:: Dataset extract ::

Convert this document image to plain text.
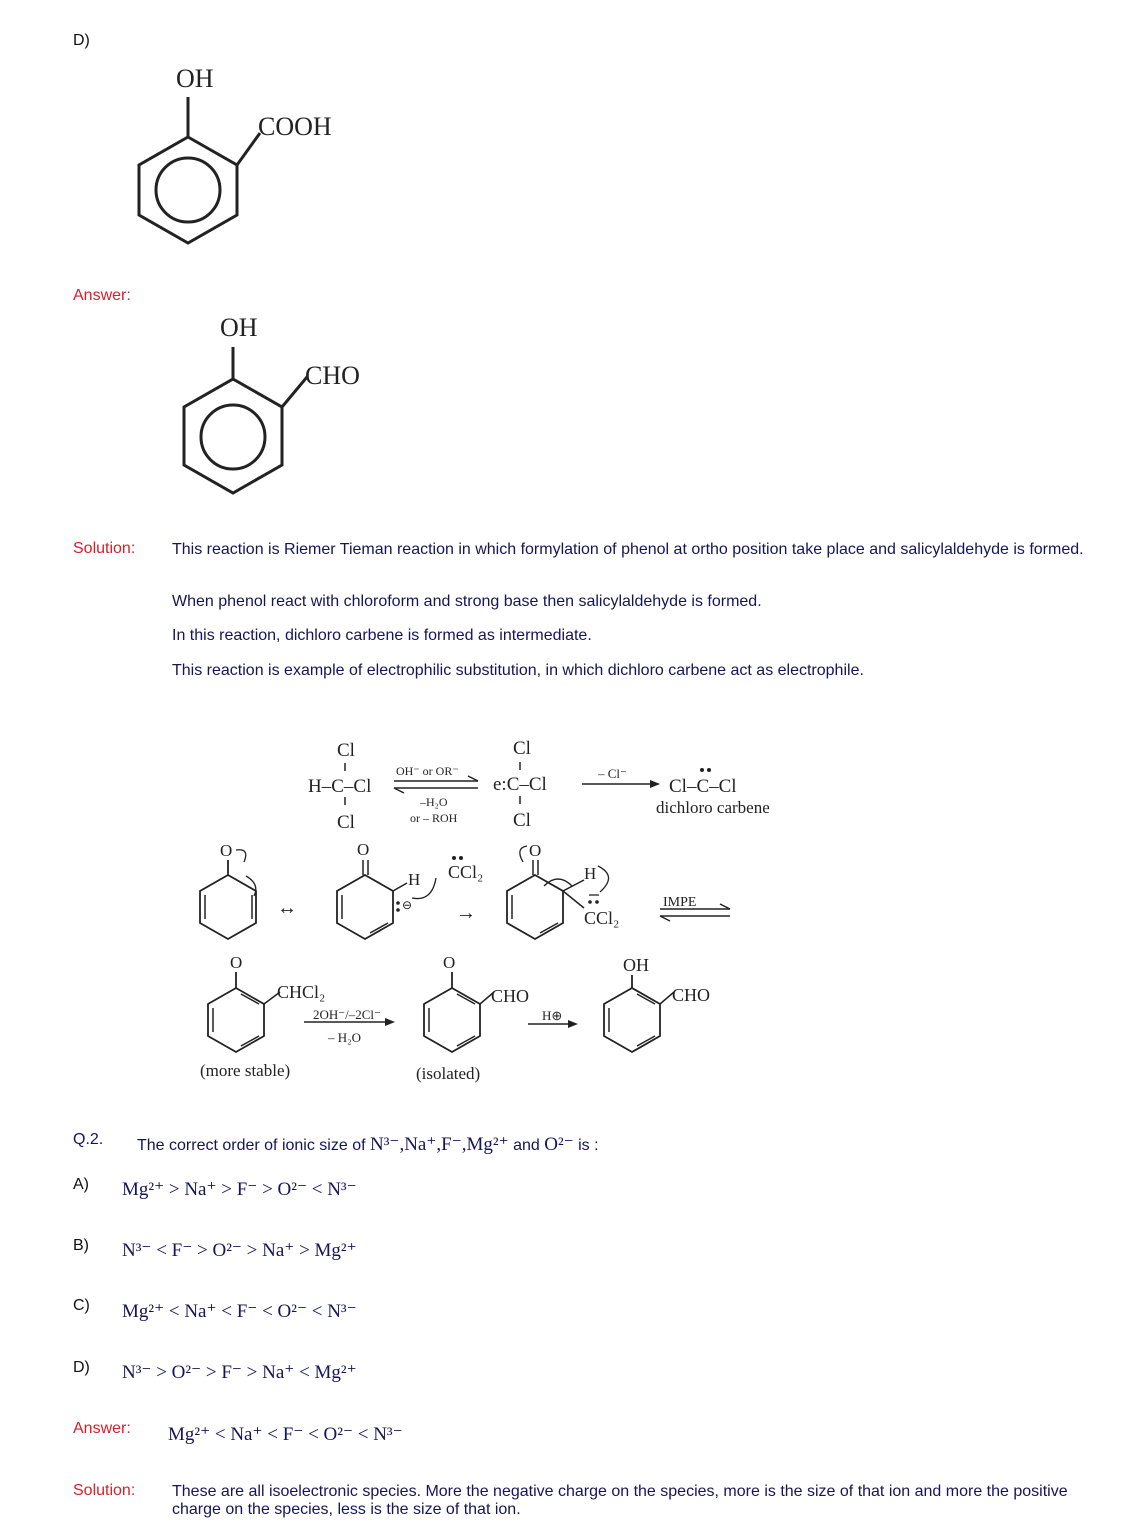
D)
OH
COOH
Answer:
OH
CHO
Solution: This reaction is Riemer Tieman reaction in which formylation of phenol at ortho position take place and salicylaldehyde is formed.
When phenol react with chloroform and strong base then salicylaldehyde is formed.
In this reaction, dichloro carbene is formed as intermediate.
This reaction is example of electrophilic substitution, in which dichloro carbene act as electrophile.
Cl
H–C–Cl
Cl
OH⁻ or OR⁻
–H₂O
or – ROH
Cl
e:C–Cl
Cl
– Cl⁻
Cl–C–Cl
dichloro carbene
O
↔
O
H
⊖
CCl₂
→
O
H
CCl₂
IMPE
O
CHCl₂
2OH⁻/–2Cl⁻
– H₂O
(more stable)
O
CHO
H⊕
(isolated)
OH
CHO
Q.2. The correct order of ionic size of N³⁻,Na⁺,F⁻,Mg²⁺ and O²⁻ is :
A) Mg²⁺ > Na⁺ > F⁻ > O²⁻ < N³⁻
B) N³⁻ < F⁻ > O²⁻ > Na⁺ > Mg²⁺
C) Mg²⁺ < Na⁺ < F⁻ < O²⁻ < N³⁻
D) N³⁻ > O²⁻ > F⁻ > Na⁺ < Mg²⁺
Answer: Mg²⁺ < Na⁺ < F⁻ < O²⁻ < N³⁻
Solution: These are all isoelectronic species. More the negative charge on the species, more is the size of that ion and more the positive charge on the species, less is the size of that ion.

:::

The records above must be transcribed exactly. Pictures are left out of the copy.

Convert this document image to plain text.
D)
OH
COOH
Answer:
OH
CHO
Solution: This reaction is Riemer Tieman reaction in which formylation of phenol at ortho position take place and salicylaldehyde is formed.
When phenol react with chloroform and strong base then salicylaldehyde is formed.
In this reaction, dichloro carbene is formed as intermediate.
This reaction is example of electrophilic substitution, in which dichloro carbene act as electrophile.
Cl
H–C–Cl
Cl
OH⁻ or OR⁻
–H₂O
or – ROH
Cl
e:C–Cl
Cl
– Cl⁻
Cl–C–Cl
dichloro carbene
O
↔
O
H
⊖
CCl₂
→
O
H
CCl₂
IMPE
O
CHCl₂
2OH⁻/–2Cl⁻
– H₂O
(more stable)
O
CHO
H⊕
(isolated)
OH
CHO
Q.2. The correct order of ionic size of N³⁻,Na⁺,F⁻,Mg²⁺ and O²⁻ is :
A) Mg²⁺ > Na⁺ > F⁻ > O²⁻ < N³⁻
B) N³⁻ < F⁻ > O²⁻ > Na⁺ > Mg²⁺
C) Mg²⁺ < Na⁺ < F⁻ < O²⁻ < N³⁻
D) N³⁻ > O²⁻ > F⁻ > Na⁺ < Mg²⁺
Answer: Mg²⁺ < Na⁺ < F⁻ < O²⁻ < N³⁻
Solution: These are all isoelectronic species. More the negative charge on the species, more is the size of that ion and more the positive charge on the species, less is the size of that ion.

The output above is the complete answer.